In the listing below, locate the lines that hold the string "della". Copy those lines.

[begin Data for the task]

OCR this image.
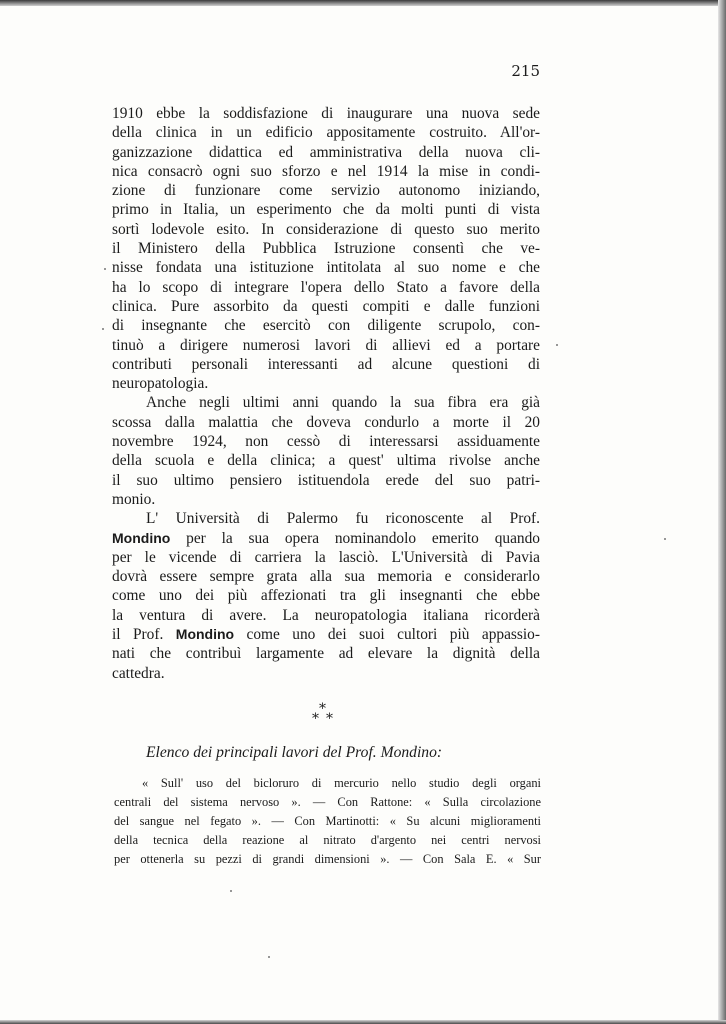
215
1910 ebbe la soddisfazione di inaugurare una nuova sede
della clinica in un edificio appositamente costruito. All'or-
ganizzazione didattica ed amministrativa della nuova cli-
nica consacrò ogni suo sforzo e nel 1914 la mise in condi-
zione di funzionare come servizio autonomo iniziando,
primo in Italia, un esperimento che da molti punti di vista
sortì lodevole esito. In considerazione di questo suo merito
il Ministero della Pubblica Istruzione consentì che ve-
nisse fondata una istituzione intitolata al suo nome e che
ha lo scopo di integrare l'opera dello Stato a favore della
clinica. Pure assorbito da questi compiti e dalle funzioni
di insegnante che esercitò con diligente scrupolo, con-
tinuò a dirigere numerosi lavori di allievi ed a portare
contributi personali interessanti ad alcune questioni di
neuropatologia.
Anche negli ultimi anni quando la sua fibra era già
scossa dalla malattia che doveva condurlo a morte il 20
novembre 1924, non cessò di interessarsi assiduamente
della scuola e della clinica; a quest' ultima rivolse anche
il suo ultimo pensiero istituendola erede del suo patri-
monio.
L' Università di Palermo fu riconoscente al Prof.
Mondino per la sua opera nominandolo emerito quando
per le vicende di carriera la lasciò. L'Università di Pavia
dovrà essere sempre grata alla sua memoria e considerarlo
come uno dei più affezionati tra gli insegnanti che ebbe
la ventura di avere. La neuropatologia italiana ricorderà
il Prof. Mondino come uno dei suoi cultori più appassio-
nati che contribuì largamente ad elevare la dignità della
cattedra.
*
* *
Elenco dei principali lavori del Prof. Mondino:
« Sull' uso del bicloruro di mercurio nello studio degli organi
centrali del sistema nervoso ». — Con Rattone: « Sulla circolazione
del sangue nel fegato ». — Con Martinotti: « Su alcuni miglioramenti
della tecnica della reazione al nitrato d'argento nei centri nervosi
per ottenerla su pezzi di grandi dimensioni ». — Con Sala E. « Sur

[end Data for the task]

> _Task output_
della clinica in un edificio appositamente costruito. All'or-
ganizzazione didattica ed amministrativa della nuova cli-
il Ministero della Pubblica Istruzione consentì che ve-
ha lo scopo di integrare l'opera dello Stato a favore della
della scuola e della clinica; a quest' ultima rivolse anche
nati che contribuì largamente ad elevare la dignità della
della tecnica della reazione al nitrato d'argento nei centri nervosi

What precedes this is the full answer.